* [Collected data]:
▽
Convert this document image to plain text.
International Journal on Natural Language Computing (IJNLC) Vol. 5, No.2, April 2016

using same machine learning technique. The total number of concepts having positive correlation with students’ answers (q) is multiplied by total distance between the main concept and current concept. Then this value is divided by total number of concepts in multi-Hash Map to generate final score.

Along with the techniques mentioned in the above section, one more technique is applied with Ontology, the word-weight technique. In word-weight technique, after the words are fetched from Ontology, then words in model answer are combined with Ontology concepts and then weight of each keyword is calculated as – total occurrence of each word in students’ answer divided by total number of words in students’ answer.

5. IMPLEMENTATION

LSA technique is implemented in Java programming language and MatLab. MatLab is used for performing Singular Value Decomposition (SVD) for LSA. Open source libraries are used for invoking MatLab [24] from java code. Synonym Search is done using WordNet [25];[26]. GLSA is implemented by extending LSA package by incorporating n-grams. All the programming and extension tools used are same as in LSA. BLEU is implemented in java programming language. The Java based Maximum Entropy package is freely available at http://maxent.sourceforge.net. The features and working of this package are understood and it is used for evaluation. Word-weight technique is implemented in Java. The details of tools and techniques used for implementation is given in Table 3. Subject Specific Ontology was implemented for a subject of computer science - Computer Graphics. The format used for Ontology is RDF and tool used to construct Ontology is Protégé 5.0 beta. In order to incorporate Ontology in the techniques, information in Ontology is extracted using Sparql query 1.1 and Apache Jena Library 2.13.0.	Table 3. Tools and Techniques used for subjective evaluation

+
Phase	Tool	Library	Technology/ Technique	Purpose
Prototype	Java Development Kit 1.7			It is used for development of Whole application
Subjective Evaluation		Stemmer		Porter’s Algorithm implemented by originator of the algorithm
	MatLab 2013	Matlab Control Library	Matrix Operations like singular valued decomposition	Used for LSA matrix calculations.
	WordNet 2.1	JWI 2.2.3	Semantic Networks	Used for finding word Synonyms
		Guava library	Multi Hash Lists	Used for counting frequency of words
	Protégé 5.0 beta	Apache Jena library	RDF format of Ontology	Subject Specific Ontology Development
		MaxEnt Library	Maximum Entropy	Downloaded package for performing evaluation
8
△
* [REQUIREMENT]:
Select every line of the material above holding the word "number" and copy it.

* [OUTPUT OF THE TASK]:
using same machine learning technique. The total number of concepts having positive correlation with students’ answers (q) is multiplied by total distance between the main concept and current concept. Then this value is divided by total number of concepts in multi-Hash Map to generate final score.
Along with the techniques mentioned in the above section, one more technique is applied with Ontology, the word-weight technique. In word-weight technique, after the words are fetched from Ontology, then words in model answer are combined with Ontology concepts and then weight of each keyword is calculated as – total occurrence of each word in students’ answer divided by total number of words in students’ answer.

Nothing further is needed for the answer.